— Start DATA SUPPLIED —

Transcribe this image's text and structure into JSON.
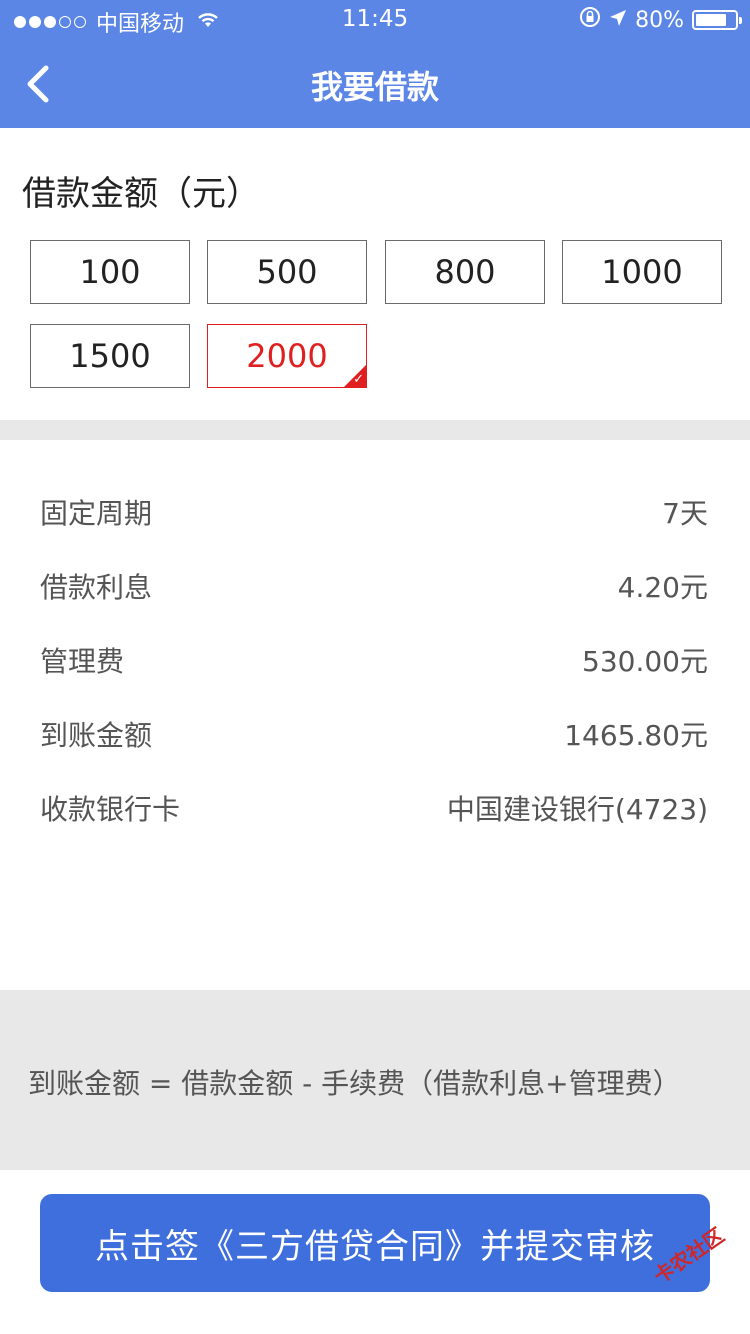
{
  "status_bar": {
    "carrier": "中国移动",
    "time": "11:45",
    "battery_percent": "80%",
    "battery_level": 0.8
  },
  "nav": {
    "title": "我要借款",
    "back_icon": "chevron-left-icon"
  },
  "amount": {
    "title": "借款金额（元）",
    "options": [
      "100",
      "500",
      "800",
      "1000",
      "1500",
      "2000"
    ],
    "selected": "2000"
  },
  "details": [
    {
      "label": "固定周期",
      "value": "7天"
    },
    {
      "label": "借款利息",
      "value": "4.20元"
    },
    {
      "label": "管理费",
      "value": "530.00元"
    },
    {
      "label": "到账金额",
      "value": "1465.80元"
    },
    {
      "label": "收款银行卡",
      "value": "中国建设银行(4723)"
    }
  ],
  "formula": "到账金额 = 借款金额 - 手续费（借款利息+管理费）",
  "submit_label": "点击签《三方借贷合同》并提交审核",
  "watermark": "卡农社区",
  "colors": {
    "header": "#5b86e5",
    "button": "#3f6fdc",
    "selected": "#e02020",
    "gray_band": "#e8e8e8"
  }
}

— End DATA SUPPLIED —

**SHORT PROBLEM:** Check each line of the records above for the string "value", and report every line that has it.

**TASK OUTPUT:**
      "value": "7天"
      "value": "4.20元"
      "value": "530.00元"
      "value": "1465.80元"
      "value": "中国建设银行(4723)"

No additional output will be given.